**Required task**
Isolate every line in the data with the string "Session" and copy it.
===== Records provided =====
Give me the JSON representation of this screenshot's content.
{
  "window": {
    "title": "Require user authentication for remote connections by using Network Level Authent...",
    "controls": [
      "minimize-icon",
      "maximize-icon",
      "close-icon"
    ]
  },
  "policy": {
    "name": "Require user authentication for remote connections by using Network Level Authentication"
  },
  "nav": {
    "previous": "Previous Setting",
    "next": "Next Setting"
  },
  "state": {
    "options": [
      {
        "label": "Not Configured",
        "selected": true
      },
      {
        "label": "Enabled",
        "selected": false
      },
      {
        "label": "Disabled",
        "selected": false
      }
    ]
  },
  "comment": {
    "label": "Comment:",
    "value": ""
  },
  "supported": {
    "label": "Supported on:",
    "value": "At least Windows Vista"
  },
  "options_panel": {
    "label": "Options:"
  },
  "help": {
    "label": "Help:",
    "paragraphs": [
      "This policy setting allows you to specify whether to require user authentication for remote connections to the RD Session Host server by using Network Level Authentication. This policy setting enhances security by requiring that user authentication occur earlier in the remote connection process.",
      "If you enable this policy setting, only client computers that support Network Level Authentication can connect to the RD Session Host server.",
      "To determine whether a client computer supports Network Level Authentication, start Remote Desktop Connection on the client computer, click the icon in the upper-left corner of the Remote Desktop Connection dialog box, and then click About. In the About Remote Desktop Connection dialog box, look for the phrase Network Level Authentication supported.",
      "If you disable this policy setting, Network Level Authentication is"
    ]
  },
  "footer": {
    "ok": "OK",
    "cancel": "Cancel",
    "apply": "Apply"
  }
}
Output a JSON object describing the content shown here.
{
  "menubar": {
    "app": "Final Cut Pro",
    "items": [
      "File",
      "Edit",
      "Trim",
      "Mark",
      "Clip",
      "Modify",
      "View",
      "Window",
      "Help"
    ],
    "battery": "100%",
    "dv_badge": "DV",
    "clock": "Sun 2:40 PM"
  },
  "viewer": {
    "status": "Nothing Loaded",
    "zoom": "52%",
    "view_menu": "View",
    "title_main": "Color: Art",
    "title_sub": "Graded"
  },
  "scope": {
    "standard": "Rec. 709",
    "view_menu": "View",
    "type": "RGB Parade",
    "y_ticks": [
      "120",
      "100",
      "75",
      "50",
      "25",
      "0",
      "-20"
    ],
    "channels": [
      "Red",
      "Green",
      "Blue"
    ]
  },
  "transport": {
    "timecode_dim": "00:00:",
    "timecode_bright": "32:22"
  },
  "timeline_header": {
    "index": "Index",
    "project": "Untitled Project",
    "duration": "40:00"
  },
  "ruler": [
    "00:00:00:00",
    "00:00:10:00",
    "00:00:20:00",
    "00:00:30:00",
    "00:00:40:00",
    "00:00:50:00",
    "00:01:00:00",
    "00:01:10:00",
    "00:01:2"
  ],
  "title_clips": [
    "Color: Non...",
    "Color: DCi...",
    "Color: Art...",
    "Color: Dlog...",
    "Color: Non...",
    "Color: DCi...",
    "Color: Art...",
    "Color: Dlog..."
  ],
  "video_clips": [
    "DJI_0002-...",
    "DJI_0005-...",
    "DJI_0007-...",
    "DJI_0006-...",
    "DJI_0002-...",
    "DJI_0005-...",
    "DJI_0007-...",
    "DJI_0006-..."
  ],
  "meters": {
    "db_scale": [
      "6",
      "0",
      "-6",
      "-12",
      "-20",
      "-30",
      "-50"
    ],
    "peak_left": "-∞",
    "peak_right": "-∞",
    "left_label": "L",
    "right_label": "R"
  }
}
=====
**Written answer**
      "This policy setting allows you to specify whether to require user authentication for remote connections to the RD Session Host server by using Network Level Authentication. This policy setting enhances security by requiring that user authentication occur earlier in the remote connection process.",
      "If you enable this policy setting, only client computers that support Network Level Authentication can connect to the RD Session Host server.",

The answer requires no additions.